■ **What to produce**:
Each record needs to be echoed exactly; can you do that?
Begin Data records
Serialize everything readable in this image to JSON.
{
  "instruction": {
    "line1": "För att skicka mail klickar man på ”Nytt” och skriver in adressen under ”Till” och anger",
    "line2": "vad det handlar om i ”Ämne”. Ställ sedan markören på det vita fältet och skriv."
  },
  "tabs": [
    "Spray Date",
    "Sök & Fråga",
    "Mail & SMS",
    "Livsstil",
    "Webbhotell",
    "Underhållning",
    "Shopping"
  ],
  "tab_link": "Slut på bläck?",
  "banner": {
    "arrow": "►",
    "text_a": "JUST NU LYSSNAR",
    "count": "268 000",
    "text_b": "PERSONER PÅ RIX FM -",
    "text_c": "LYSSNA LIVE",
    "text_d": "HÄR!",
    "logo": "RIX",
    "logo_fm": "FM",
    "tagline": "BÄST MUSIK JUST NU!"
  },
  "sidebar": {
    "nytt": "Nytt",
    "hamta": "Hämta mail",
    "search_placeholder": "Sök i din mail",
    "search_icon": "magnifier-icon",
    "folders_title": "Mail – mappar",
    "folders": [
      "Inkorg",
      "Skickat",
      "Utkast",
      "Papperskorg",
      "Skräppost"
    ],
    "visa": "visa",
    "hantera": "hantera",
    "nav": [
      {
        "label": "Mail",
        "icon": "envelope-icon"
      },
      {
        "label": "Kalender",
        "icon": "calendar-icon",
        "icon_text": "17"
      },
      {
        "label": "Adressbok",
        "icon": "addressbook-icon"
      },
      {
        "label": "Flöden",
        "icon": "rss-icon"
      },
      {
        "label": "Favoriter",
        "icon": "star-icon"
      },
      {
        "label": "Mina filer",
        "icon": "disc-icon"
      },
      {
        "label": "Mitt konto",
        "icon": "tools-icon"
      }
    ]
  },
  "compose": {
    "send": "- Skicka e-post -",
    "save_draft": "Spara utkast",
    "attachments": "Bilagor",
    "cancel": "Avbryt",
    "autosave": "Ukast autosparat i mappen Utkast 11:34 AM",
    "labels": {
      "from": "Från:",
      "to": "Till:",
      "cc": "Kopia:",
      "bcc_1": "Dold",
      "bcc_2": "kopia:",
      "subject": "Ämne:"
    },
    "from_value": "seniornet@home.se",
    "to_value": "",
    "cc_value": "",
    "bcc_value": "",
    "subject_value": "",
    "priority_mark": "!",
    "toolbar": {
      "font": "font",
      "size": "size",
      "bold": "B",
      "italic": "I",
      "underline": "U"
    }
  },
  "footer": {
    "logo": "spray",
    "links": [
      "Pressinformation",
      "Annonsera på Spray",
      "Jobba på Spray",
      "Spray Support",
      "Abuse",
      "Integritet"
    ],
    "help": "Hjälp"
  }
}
End Data records
■ **Output below**:
Serialize everything readable in this image to JSON.
{
  "instruction": {
    "line1": "För att skicka mail klickar man på ”Nytt” och skriver in adressen under ”Till” och anger",
    "line2": "vad det handlar om i ”Ämne”. Ställ sedan markören på det vita fältet och skriv."
  },
  "tabs": [
    "Spray Date",
    "Sök & Fråga",
    "Mail & SMS",
    "Livsstil",
    "Webbhotell",
    "Underhållning",
    "Shopping"
  ],
  "tab_link": "Slut på bläck?",
  "banner": {
    "arrow": "►",
    "text_a": "JUST NU LYSSNAR",
    "count": "268 000",
    "text_b": "PERSONER PÅ RIX FM -",
    "text_c": "LYSSNA LIVE",
    "text_d": "HÄR!",
    "logo": "RIX",
    "logo_fm": "FM",
    "tagline": "BÄST MUSIK JUST NU!"
  },
  "sidebar": {
    "nytt": "Nytt",
    "hamta": "Hämta mail",
    "search_placeholder": "Sök i din mail",
    "search_icon": "magnifier-icon",
    "folders_title": "Mail – mappar",
    "folders": [
      "Inkorg",
      "Skickat",
      "Utkast",
      "Papperskorg",
      "Skräppost"
    ],
    "visa": "visa",
    "hantera": "hantera",
    "nav": [
      {
        "label": "Mail",
        "icon": "envelope-icon"
      },
      {
        "label": "Kalender",
        "icon": "calendar-icon",
        "icon_text": "17"
      },
      {
        "label": "Adressbok",
        "icon": "addressbook-icon"
      },
      {
        "label": "Flöden",
        "icon": "rss-icon"
      },
      {
        "label": "Favoriter",
        "icon": "star-icon"
      },
      {
        "label": "Mina filer",
        "icon": "disc-icon"
      },
      {
        "label": "Mitt konto",
        "icon": "tools-icon"
      }
    ]
  },
  "compose": {
    "send": "- Skicka e-post -",
    "save_draft": "Spara utkast",
    "attachments": "Bilagor",
    "cancel": "Avbryt",
    "autosave": "Ukast autosparat i mappen Utkast 11:34 AM",
    "labels": {
      "from": "Från:",
      "to": "Till:",
      "cc": "Kopia:",
      "bcc_1": "Dold",
      "bcc_2": "kopia:",
      "subject": "Ämne:"
    },
    "from_value": "seniornet@home.se",
    "to_value": "",
    "cc_value": "",
    "bcc_value": "",
    "subject_value": "",
    "priority_mark": "!",
    "toolbar": {
      "font": "font",
      "size": "size",
      "bold": "B",
      "italic": "I",
      "underline": "U"
    }
  },
  "footer": {
    "logo": "spray",
    "links": [
      "Pressinformation",
      "Annonsera på Spray",
      "Jobba på Spray",
      "Spray Support",
      "Abuse",
      "Integritet"
    ],
    "help": "Hjälp"
  }
}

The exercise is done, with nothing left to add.